▸ **Aim of the exercise**:
Express the records from the line with "- sale-price: Sale: $85.90: [342, 570, 434, 587]" up to and including the line with "- after-sale-price: After Sale: $129.00: [9, 593, 146, 610]" as a JSON list of strings, one string per line, leaving out blank lines.

▸ **Extracted information**:
—————
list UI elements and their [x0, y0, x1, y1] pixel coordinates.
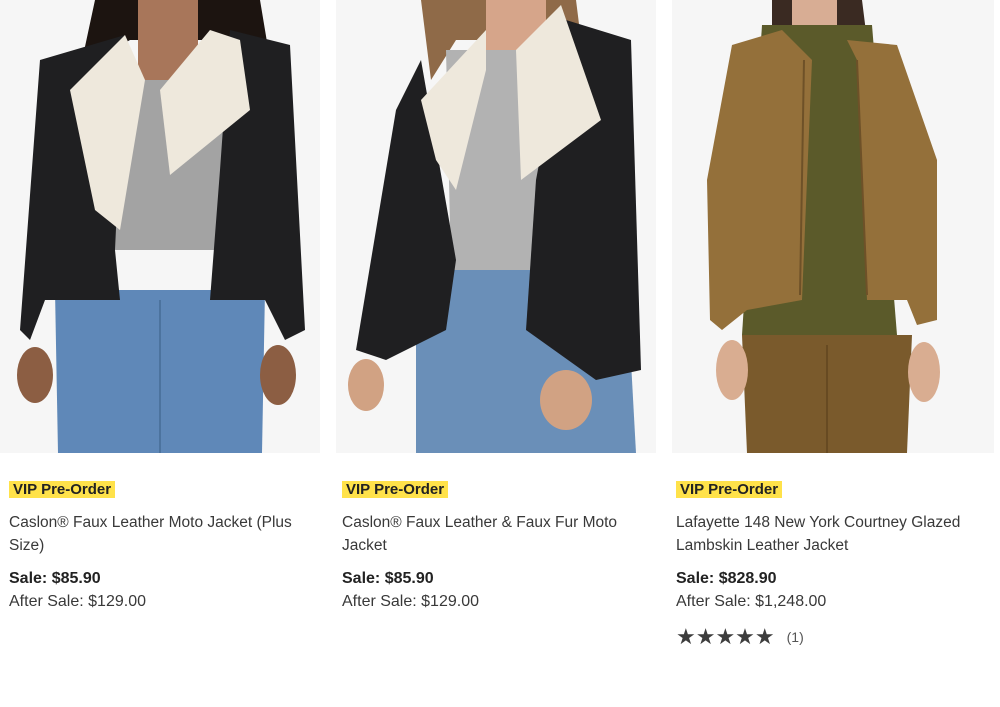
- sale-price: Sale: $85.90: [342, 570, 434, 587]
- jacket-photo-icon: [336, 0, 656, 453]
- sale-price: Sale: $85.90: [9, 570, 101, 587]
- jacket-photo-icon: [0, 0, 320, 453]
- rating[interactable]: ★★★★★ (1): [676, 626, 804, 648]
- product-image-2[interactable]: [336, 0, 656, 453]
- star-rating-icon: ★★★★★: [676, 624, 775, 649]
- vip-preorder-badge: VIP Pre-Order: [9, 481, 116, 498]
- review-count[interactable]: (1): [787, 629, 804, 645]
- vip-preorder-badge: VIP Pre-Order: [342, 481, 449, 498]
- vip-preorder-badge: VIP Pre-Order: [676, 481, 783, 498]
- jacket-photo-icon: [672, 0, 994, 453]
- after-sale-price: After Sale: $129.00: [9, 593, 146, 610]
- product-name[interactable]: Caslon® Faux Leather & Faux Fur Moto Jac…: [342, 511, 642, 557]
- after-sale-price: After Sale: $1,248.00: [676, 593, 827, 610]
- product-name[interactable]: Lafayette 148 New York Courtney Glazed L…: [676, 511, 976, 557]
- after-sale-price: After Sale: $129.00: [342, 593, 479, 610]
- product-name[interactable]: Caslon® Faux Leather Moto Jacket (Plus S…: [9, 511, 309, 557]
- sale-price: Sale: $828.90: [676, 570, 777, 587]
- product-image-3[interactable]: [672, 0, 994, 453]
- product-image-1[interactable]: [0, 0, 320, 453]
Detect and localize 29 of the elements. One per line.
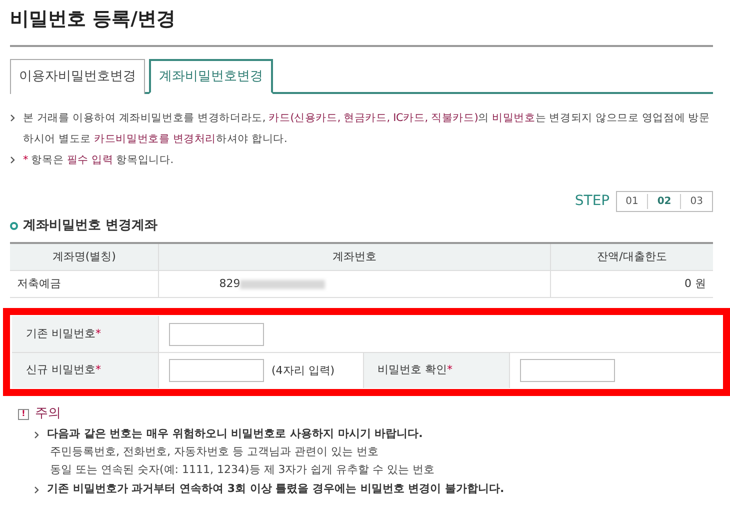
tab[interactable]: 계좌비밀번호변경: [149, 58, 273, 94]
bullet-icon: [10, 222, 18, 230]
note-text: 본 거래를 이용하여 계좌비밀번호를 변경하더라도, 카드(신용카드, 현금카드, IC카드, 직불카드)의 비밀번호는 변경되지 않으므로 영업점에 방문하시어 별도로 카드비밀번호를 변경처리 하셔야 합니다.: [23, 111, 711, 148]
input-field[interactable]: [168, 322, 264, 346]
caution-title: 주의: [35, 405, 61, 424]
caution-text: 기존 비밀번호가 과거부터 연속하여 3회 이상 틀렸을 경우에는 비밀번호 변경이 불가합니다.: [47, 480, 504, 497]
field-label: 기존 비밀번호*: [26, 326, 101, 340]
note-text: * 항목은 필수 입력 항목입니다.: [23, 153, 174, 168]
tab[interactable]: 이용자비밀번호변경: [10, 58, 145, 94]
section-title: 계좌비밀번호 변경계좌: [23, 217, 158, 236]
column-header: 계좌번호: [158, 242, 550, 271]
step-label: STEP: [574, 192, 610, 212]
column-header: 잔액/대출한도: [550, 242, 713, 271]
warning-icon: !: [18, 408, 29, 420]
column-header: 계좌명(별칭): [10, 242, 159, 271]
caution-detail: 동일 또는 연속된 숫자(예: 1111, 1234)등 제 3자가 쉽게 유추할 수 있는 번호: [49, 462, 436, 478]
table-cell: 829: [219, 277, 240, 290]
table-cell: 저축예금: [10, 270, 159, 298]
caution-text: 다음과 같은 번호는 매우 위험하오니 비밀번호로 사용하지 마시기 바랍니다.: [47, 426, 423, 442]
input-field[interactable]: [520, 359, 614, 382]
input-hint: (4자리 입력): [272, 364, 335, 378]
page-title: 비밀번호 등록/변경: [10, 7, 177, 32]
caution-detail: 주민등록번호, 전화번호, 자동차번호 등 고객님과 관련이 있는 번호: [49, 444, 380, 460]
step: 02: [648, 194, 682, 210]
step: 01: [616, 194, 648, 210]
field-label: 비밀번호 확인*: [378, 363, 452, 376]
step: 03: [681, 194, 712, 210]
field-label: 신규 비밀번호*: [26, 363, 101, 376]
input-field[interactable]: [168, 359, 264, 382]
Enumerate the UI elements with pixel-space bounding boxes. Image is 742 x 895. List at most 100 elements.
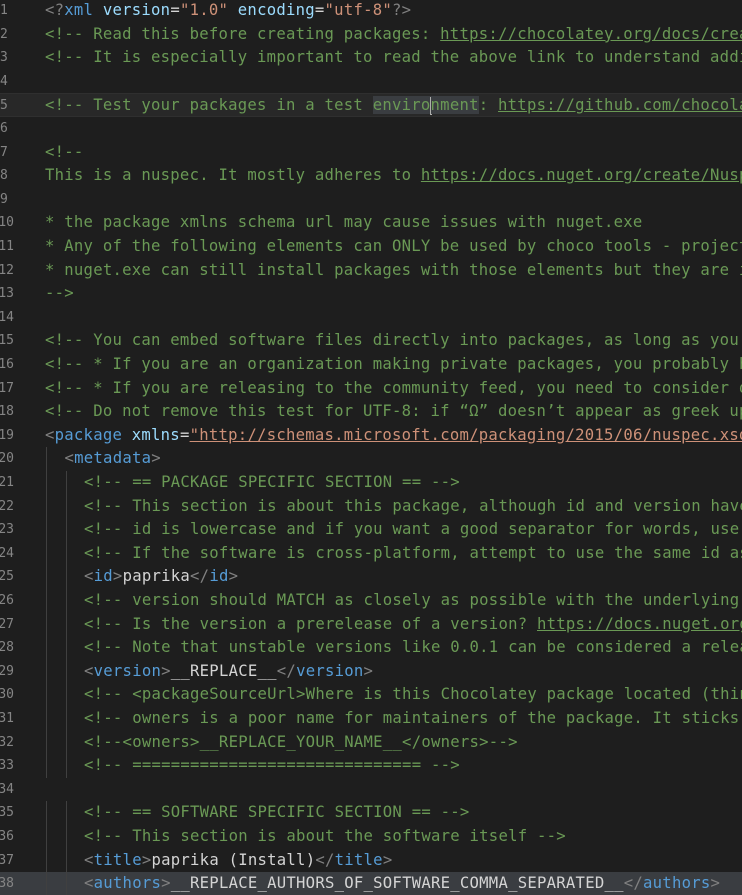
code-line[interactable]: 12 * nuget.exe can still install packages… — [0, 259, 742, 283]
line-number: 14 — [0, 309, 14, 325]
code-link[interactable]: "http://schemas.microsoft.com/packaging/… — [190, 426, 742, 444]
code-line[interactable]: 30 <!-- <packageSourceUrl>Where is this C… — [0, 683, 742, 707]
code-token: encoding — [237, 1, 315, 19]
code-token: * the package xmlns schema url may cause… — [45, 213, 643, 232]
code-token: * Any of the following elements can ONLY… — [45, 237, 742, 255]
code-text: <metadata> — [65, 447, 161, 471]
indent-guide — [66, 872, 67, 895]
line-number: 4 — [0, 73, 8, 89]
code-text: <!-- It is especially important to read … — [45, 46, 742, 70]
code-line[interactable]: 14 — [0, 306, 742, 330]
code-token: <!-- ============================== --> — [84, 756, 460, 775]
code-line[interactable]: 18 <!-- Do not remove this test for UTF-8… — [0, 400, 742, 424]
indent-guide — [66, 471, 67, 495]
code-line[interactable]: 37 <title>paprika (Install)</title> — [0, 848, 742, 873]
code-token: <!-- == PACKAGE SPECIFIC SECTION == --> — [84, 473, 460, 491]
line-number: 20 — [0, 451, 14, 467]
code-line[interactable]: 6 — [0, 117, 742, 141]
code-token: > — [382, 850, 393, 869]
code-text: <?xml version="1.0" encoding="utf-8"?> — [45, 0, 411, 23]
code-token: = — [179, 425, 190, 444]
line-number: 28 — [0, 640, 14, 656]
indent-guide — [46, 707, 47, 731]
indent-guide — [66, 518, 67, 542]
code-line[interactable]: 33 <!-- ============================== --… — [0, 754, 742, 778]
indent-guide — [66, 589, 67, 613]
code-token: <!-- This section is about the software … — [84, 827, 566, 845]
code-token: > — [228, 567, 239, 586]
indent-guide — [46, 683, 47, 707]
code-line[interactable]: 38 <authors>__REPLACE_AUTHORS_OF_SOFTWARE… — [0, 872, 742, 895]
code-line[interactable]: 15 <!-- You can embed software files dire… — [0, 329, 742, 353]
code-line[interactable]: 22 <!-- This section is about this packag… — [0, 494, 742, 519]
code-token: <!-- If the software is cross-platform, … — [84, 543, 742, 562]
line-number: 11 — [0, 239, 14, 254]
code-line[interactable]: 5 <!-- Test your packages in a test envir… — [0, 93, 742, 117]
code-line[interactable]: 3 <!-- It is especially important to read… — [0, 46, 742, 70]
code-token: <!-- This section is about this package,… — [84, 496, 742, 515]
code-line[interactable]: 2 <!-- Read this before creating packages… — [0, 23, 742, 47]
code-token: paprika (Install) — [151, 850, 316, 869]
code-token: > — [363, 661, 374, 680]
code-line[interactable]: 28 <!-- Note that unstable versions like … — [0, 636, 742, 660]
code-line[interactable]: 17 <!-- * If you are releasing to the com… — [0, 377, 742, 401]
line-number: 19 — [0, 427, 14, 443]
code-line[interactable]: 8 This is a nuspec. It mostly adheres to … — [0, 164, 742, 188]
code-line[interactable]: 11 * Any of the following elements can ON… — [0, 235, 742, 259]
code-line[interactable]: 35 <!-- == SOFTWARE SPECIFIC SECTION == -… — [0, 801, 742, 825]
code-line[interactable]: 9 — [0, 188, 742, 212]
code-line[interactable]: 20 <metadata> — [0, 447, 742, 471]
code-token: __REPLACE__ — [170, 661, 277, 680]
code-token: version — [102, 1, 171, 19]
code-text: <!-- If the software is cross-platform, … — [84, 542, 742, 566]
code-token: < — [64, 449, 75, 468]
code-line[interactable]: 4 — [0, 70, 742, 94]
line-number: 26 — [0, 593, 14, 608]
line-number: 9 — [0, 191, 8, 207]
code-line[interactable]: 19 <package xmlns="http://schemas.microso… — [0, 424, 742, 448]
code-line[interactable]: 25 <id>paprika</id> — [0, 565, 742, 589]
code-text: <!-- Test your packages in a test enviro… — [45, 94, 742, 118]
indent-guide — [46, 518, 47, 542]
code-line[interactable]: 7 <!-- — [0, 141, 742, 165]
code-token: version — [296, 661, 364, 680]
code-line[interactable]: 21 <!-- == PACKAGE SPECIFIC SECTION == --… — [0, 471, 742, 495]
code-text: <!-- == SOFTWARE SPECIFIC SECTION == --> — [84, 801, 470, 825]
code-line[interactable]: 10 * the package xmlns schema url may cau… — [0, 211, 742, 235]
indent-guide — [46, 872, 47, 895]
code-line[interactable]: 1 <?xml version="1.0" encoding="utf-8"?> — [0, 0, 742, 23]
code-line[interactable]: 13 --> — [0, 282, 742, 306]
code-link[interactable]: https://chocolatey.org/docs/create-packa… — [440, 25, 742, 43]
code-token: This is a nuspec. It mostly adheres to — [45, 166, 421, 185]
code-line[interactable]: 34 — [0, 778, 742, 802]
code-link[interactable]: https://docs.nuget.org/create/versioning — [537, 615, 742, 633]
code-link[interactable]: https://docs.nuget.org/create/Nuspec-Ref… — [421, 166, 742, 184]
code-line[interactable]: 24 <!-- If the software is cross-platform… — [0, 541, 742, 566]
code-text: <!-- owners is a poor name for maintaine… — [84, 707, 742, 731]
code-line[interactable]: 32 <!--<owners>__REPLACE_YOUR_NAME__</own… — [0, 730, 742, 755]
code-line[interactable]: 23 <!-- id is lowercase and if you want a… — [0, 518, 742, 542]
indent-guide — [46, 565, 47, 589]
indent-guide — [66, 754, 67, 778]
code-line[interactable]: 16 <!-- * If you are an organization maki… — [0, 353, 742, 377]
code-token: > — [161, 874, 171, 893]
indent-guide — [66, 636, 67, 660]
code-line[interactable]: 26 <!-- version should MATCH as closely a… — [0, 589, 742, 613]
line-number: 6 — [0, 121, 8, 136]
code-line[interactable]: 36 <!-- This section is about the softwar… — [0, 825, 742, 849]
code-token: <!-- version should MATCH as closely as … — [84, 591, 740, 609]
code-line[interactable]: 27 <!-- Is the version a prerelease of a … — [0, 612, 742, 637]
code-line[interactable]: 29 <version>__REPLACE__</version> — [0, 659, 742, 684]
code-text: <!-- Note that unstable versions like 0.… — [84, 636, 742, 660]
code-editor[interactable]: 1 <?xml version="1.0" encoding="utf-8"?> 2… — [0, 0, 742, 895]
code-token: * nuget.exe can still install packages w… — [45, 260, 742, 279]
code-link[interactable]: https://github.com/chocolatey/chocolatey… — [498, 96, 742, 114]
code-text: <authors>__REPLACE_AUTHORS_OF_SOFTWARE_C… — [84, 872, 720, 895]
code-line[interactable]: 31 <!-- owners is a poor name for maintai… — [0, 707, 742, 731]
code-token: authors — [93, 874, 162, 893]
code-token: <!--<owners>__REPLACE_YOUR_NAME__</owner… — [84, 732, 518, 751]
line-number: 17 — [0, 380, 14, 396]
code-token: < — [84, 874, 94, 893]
—————
▸ **Answer to this exercise**:
[
  "- sale-price: Sale: $85.90: [342, 570, 434, 587]",
  "- jacket-photo-icon: [336, 0, 656, 453]",
  "- sale-price: Sale: $85.90: [9, 570, 101, 587]",
  "- jacket-photo-icon: [0, 0, 320, 453]",
  "- rating[interactable]: ★★★★★ (1): [676, 626, 804, 648]",
  "- product-image-2[interactable]: [336, 0, 656, 453]",
  "- star-rating-icon: ★★★★★: [676, 624, 775, 649]",
  "- vip-preorder-badge: VIP Pre-Order: [9, 481, 116, 498]",
  "- review-count[interactable]: (1): [787, 629, 804, 645]",
  "- vip-preorder-badge: VIP Pre-Order: [342, 481, 449, 498]",
  "- vip-preorder-badge: VIP Pre-Order: [676, 481, 783, 498]",
  "- jacket-photo-icon: [672, 0, 994, 453]",
  "- after-sale-price: After Sale: $129.00: [9, 593, 146, 610]"
]